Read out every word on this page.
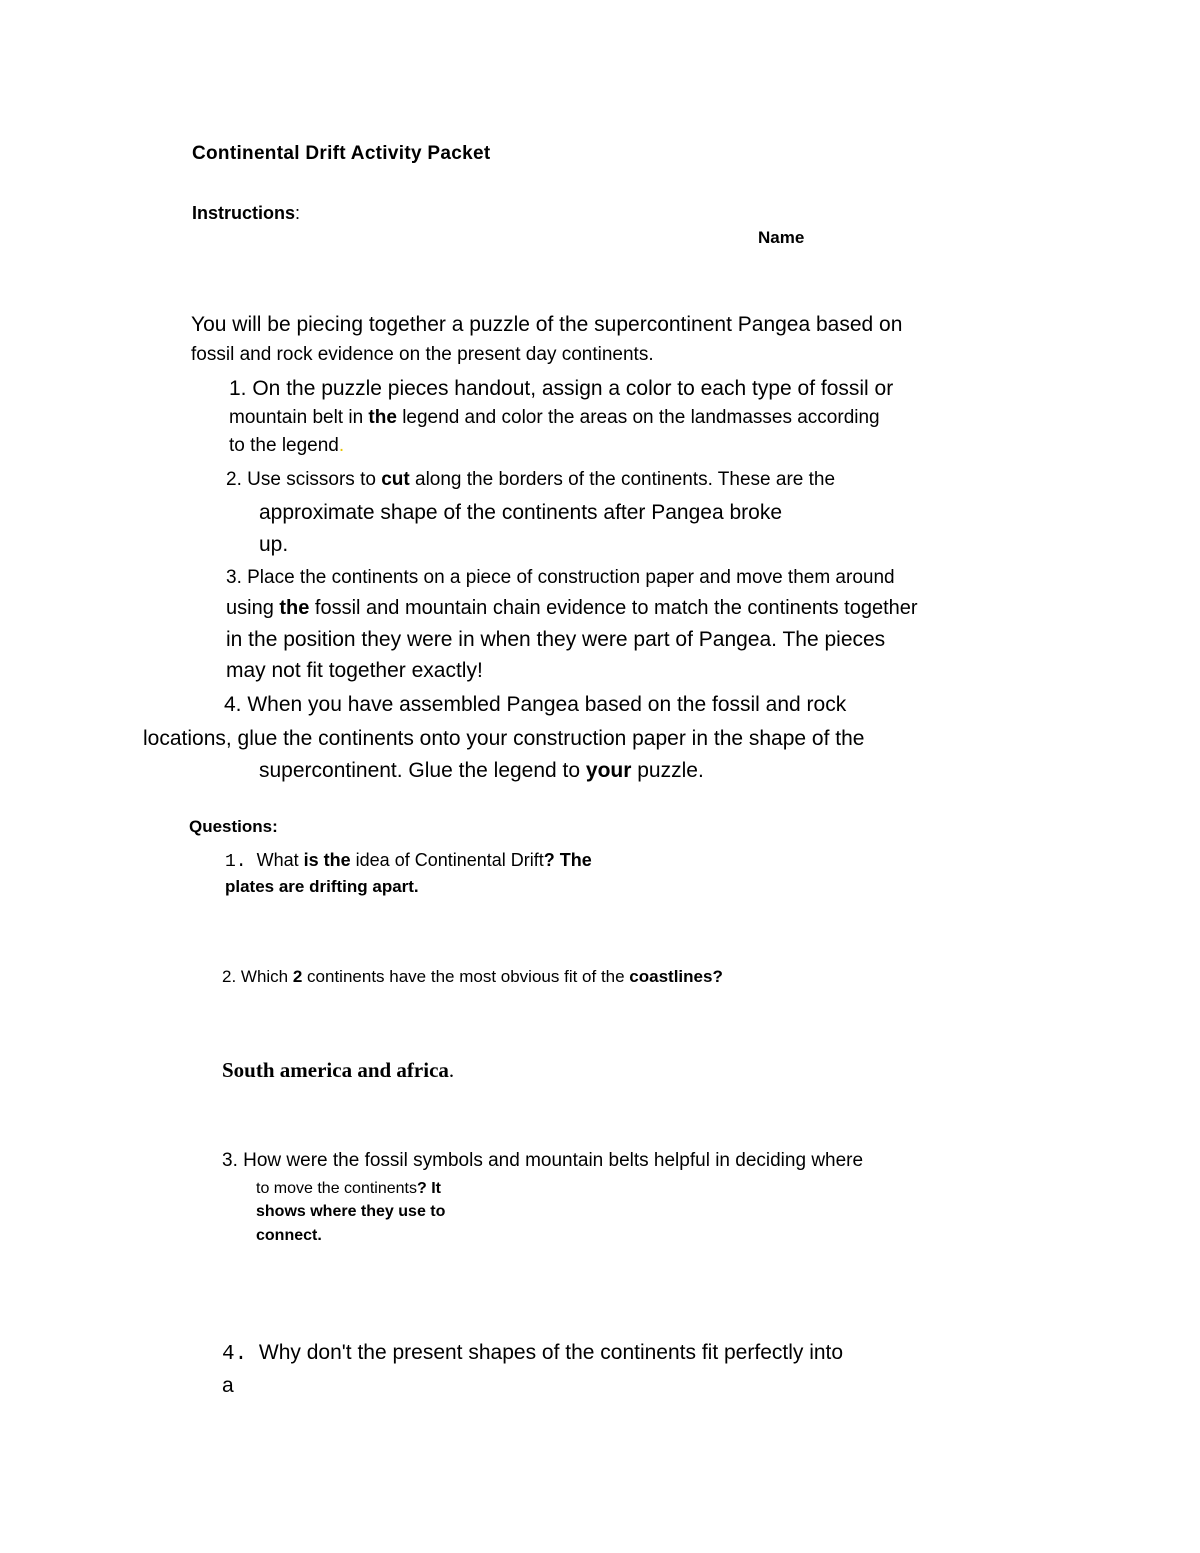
Continental Drift Activity Packet
Instructions:
Name
You will be piecing together a puzzle of the supercontinent Pangea based on
fossil and rock evidence on the present day continents.
1. On the puzzle pieces handout, assign a color to each type of fossil or
mountain belt in the legend and color the areas on the landmasses according
to the legend.
2. Use scissors to cut along the borders of the continents. These are the
approximate shape of the continents after Pangea broke
up.
3. Place the continents on a piece of construction paper and move them around
using the fossil and mountain chain evidence to match the continents together
in the position they were in when they were part of Pangea. The pieces
may not fit together exactly!
4. When you have assembled Pangea based on the fossil and rock
locations, glue the continents onto your construction paper in the shape of the
supercontinent. Glue the legend to your puzzle.
Questions:
1. What is the idea of Continental Drift? The
plates are drifting apart.
2. Which 2 continents have the most obvious fit of the coastlines?
South america and africa.
3. How were the fossil symbols and mountain belts helpful in deciding where
to move the continents? It
shows where they use to
connect.
4. Why don't the present shapes of the continents fit perfectly into
a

####################

> **DIRECTIVE**
Find how many lines in the listing hold "Pangea", and reply with that number only.

> **THE COMPLETED TASK**
4